#### Records for the exercise:
┄┄┄┄┄┄┄┄┄┄┄┄┄┄┄┄┄┄┄┄

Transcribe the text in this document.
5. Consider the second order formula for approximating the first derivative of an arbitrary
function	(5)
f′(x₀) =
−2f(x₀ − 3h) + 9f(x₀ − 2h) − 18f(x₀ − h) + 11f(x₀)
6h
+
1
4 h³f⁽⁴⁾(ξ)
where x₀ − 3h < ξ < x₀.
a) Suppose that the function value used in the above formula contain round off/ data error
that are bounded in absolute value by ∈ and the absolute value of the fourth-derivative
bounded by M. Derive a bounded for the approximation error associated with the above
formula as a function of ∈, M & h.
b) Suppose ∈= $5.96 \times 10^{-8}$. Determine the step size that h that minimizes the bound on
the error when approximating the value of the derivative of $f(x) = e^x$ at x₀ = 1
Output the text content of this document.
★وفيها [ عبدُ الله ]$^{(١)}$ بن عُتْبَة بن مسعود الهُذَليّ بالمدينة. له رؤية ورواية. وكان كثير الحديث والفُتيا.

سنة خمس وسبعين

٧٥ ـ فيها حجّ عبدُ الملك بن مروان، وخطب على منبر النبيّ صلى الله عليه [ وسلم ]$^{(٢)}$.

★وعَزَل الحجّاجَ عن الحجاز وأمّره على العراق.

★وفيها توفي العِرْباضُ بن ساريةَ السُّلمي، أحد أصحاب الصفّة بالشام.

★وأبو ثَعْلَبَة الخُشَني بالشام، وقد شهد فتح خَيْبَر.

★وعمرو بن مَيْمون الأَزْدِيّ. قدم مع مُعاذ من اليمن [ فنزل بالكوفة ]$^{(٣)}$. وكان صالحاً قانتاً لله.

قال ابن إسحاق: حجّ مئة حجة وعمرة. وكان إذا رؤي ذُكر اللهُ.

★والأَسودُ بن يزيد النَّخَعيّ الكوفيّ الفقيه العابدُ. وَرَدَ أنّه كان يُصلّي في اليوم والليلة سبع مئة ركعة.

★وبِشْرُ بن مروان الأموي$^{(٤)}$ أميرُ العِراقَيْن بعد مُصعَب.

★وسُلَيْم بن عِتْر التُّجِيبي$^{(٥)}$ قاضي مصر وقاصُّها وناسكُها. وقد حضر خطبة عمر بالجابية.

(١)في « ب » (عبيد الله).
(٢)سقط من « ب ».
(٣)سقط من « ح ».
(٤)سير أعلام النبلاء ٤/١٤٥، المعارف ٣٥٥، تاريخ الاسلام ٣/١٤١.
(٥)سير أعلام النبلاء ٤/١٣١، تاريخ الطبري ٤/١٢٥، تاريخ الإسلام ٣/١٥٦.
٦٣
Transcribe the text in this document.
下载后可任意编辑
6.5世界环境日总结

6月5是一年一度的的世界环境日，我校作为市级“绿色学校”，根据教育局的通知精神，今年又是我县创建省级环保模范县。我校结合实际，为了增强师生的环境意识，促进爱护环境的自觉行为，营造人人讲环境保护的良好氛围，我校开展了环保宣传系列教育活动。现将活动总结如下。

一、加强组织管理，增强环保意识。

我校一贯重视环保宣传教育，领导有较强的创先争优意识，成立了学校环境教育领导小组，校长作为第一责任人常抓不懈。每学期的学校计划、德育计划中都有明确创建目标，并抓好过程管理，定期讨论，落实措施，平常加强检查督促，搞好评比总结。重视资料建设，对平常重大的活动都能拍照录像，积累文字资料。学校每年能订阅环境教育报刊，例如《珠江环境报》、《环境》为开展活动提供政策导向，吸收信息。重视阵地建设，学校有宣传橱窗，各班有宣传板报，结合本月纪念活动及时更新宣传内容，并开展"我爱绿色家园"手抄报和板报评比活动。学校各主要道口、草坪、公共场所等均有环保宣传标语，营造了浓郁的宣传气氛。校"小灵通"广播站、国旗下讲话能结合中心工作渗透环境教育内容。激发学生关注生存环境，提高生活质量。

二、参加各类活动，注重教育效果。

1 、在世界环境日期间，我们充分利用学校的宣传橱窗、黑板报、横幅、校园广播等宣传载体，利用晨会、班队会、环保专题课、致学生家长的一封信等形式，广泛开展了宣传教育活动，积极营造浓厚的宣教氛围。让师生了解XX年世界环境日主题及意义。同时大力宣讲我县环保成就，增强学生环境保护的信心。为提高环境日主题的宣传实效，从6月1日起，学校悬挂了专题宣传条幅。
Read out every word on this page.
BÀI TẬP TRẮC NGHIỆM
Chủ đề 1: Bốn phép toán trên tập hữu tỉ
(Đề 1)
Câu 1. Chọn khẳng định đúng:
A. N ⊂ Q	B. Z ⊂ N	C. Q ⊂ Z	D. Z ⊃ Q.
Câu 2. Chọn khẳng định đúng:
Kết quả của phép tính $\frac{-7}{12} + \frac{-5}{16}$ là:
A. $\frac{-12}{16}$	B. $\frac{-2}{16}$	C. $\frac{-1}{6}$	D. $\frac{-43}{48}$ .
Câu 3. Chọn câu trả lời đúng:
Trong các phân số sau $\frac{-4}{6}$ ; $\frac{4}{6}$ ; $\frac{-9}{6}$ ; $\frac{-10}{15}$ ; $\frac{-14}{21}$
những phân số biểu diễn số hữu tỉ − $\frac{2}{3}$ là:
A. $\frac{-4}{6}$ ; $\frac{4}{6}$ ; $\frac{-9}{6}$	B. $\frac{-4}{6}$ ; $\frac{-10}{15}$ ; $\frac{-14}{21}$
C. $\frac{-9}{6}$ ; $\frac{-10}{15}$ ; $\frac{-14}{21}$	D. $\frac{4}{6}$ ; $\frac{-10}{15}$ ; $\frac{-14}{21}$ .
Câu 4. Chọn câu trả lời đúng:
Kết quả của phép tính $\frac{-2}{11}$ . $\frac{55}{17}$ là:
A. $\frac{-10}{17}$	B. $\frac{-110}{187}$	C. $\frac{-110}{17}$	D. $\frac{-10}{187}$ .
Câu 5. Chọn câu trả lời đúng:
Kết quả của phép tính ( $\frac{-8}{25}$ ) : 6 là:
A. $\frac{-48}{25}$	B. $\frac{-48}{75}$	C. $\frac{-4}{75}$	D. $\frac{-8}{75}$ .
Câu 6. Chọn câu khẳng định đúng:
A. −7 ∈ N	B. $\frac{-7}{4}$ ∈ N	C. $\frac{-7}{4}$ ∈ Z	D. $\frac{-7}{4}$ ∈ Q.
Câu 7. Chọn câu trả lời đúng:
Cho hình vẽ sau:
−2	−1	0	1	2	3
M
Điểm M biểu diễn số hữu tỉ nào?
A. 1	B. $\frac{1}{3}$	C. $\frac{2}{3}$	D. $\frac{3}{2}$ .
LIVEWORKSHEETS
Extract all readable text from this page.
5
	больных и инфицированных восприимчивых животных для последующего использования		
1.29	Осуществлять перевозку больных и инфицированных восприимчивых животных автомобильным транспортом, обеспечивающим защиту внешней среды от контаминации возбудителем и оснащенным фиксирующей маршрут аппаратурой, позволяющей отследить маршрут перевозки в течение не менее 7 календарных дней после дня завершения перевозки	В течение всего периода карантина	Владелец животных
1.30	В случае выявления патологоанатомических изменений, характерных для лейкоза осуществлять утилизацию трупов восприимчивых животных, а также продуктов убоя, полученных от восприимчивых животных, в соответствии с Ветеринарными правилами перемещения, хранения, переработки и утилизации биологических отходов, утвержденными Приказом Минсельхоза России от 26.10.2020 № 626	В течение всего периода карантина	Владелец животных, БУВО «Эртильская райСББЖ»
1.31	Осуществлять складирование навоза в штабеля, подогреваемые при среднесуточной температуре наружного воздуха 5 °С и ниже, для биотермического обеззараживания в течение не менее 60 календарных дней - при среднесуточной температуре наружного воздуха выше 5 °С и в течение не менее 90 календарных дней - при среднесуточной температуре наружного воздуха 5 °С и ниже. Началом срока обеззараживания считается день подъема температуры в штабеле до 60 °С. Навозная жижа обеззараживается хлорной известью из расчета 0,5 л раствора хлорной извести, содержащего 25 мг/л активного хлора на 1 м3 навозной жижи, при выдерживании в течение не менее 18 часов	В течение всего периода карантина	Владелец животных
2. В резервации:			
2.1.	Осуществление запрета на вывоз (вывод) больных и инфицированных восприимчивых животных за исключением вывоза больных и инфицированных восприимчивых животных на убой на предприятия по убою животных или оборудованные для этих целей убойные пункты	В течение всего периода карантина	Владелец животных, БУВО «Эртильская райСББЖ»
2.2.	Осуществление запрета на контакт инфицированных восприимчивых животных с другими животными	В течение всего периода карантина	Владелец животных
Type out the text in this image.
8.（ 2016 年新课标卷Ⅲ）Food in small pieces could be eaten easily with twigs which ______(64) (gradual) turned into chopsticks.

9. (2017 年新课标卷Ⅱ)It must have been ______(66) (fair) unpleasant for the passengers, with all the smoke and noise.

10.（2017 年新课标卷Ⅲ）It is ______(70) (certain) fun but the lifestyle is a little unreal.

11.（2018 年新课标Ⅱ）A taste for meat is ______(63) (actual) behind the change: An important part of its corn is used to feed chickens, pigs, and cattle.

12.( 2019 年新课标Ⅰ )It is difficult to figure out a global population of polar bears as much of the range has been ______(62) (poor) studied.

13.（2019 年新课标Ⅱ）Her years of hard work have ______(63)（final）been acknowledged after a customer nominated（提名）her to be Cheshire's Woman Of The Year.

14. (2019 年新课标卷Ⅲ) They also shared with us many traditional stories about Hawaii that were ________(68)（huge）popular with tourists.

┄┄┄┄┄┄┄┄┄┄┄┄┄┄┄┄┄┄┄┄

#### Problem:
What count of lines in the listing contain the word "above"? Reply with the number only.

#### The result:
2